Task to complete → Show each line from the listing that includes the word "stroke".

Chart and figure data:
□ □ □ □

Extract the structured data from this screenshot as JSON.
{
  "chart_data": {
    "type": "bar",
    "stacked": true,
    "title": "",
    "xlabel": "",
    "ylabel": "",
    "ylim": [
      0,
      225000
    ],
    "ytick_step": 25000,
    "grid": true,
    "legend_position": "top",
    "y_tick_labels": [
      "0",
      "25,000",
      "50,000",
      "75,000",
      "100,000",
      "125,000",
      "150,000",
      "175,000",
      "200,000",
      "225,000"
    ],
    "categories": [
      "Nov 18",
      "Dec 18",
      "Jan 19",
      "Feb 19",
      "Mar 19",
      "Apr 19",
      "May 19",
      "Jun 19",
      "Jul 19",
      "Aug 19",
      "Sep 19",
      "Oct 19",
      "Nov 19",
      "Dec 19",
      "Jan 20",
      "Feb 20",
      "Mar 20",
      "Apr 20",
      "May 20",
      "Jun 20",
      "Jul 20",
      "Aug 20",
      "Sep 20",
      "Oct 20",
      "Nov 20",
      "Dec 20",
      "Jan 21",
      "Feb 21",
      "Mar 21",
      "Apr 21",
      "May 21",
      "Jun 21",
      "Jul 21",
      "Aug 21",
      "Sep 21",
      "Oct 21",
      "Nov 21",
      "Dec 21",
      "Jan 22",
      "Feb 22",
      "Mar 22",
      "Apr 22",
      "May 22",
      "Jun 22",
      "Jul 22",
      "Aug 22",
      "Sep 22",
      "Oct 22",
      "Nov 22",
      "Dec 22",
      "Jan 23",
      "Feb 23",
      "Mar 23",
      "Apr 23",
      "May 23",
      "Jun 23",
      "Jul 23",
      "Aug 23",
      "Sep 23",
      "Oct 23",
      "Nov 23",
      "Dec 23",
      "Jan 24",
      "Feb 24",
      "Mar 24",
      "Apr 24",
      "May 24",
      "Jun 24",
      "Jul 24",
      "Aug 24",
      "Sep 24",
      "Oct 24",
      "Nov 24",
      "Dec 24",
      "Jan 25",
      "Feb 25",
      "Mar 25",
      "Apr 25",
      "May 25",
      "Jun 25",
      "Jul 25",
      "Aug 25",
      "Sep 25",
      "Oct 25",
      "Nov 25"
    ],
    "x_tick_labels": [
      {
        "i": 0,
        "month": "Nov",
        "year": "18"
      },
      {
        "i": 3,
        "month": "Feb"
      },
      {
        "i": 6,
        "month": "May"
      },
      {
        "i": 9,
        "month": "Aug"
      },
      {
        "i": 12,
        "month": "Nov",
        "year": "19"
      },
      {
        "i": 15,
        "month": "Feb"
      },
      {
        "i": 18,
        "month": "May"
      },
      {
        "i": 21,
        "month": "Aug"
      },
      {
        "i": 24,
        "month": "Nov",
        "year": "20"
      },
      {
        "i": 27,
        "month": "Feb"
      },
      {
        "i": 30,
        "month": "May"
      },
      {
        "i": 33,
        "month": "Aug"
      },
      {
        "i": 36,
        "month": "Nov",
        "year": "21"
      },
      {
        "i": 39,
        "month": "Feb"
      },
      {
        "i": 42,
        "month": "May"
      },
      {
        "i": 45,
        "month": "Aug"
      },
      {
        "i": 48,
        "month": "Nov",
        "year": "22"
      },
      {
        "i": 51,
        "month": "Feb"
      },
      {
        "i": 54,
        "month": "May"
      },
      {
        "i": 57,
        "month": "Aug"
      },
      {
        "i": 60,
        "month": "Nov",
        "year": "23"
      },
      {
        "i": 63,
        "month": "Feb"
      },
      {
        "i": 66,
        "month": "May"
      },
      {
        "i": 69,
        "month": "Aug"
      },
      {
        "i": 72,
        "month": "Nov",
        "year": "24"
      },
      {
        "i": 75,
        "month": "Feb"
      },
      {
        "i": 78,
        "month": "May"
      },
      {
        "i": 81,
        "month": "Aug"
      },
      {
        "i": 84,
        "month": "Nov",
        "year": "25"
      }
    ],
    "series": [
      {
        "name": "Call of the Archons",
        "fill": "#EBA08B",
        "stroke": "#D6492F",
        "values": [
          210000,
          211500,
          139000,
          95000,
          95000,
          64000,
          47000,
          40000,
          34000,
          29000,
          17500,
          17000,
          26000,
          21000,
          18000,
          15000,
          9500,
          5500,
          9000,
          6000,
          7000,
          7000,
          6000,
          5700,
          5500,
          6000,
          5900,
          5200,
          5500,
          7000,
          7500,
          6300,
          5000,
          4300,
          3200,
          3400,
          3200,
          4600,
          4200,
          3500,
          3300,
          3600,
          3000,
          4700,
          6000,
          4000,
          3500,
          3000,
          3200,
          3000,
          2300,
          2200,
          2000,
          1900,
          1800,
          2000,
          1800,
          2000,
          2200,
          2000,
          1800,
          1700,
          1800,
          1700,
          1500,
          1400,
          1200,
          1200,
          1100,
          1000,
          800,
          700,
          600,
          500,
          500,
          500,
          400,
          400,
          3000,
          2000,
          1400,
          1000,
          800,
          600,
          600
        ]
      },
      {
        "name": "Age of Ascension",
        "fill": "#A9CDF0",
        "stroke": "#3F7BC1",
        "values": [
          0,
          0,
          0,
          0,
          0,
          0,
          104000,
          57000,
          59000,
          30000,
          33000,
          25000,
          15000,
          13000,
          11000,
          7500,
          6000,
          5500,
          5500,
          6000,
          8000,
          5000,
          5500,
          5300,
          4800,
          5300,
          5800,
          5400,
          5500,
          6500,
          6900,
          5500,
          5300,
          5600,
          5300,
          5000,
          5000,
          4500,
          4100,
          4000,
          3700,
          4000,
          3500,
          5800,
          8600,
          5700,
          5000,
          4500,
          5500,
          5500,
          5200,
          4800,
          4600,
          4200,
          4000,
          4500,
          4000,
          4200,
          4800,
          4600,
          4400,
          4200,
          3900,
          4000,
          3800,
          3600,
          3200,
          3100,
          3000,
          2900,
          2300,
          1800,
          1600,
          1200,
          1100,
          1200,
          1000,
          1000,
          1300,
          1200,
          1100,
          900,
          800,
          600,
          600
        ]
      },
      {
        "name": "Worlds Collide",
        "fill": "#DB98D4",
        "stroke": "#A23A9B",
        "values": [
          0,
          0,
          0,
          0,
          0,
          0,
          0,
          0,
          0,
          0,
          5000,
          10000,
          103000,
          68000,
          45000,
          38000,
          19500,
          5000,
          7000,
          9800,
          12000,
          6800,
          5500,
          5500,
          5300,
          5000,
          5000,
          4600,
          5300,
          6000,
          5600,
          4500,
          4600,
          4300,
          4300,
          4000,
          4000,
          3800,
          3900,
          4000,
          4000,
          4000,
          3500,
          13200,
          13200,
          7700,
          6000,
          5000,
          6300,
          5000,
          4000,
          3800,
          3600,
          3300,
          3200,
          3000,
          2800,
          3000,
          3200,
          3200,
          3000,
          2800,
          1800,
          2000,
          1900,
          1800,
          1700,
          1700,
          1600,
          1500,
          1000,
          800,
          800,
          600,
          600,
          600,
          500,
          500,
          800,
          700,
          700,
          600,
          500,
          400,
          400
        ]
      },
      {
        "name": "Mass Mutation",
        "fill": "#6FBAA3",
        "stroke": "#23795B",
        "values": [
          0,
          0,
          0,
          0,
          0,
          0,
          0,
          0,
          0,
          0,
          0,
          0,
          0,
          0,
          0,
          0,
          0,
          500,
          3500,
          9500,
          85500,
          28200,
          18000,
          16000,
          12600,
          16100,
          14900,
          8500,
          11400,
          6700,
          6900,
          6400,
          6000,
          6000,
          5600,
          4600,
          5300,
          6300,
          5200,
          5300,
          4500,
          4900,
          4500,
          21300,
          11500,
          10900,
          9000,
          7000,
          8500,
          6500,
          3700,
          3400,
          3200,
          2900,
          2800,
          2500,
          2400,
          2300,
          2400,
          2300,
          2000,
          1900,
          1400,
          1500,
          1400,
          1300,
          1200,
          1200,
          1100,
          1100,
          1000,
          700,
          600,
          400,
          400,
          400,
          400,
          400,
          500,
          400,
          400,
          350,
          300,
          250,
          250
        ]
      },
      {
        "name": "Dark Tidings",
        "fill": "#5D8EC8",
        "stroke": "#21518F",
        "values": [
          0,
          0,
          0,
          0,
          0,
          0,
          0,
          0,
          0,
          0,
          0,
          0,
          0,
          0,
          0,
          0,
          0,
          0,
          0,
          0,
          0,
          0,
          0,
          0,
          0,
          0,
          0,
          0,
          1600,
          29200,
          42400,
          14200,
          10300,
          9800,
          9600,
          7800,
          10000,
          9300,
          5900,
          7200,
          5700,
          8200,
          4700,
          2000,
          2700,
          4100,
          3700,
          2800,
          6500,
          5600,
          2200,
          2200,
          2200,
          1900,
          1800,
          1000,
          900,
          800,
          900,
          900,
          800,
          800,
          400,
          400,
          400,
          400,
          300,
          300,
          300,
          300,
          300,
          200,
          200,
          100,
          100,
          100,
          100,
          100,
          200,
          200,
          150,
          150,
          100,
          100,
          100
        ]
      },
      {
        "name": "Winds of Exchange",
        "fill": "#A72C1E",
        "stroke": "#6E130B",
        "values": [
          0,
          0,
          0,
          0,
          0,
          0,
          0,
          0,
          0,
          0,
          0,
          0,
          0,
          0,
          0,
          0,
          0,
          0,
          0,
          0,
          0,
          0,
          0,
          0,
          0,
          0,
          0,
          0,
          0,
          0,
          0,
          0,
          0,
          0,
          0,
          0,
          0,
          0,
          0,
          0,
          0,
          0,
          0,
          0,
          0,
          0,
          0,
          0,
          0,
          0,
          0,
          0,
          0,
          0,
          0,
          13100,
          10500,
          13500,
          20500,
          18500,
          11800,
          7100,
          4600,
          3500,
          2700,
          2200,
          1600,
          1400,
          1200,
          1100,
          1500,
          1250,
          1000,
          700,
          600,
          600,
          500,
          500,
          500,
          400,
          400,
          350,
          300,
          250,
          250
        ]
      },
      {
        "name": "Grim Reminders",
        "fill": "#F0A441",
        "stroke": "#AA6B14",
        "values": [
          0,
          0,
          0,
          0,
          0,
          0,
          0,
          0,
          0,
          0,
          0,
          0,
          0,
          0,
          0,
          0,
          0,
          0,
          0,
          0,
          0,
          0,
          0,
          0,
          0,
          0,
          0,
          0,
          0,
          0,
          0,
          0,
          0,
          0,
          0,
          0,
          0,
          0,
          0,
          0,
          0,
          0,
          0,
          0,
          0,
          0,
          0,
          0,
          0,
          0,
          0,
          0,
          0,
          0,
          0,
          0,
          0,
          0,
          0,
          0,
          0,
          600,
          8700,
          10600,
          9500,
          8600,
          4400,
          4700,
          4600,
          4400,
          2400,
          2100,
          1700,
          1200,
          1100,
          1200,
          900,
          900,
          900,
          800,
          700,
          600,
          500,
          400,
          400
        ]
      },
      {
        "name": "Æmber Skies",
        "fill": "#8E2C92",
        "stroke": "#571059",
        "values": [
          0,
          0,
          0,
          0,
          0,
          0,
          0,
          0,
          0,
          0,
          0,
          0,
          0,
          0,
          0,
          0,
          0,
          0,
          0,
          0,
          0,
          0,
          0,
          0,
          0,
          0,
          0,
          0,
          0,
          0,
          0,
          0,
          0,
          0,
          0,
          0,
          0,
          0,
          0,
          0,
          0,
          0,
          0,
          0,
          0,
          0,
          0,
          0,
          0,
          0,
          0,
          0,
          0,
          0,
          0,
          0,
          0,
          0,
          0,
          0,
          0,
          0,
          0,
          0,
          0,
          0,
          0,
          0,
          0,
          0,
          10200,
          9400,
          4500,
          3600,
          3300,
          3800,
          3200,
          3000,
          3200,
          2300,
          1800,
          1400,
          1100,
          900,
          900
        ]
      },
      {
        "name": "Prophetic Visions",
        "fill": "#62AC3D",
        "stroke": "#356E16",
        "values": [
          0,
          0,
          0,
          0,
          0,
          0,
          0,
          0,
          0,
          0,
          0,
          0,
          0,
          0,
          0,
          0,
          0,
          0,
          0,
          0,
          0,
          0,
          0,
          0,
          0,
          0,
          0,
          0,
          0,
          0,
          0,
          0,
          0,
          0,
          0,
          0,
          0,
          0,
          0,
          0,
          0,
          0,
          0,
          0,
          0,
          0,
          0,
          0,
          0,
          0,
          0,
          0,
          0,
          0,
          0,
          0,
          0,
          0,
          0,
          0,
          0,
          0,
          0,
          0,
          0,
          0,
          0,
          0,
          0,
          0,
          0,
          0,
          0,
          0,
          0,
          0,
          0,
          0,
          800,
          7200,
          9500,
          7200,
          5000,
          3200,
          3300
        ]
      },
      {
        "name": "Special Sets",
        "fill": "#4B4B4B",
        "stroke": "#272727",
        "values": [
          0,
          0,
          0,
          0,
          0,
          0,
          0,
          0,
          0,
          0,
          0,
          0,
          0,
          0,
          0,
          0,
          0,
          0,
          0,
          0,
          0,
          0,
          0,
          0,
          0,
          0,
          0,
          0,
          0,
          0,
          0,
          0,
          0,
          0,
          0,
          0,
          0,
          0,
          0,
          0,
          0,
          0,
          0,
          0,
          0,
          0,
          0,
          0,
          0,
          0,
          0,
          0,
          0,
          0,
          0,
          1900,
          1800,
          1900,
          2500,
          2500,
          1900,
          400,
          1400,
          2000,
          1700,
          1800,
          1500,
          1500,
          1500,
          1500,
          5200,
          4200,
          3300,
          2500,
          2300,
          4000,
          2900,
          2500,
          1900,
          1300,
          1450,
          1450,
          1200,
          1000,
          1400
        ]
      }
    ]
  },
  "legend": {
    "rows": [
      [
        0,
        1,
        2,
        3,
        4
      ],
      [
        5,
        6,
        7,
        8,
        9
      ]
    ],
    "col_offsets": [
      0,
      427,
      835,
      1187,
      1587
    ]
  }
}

□ □ □ □

Task solution →
        "stroke": "#D6492F",
        "stroke": "#3F7BC1",
        "stroke": "#A23A9B",
        "stroke": "#23795B",
        "stroke": "#21518F",
        "stroke": "#6E130B",
        "stroke": "#AA6B14",
        "stroke": "#571059",
        "stroke": "#356E16",
        "stroke": "#272727",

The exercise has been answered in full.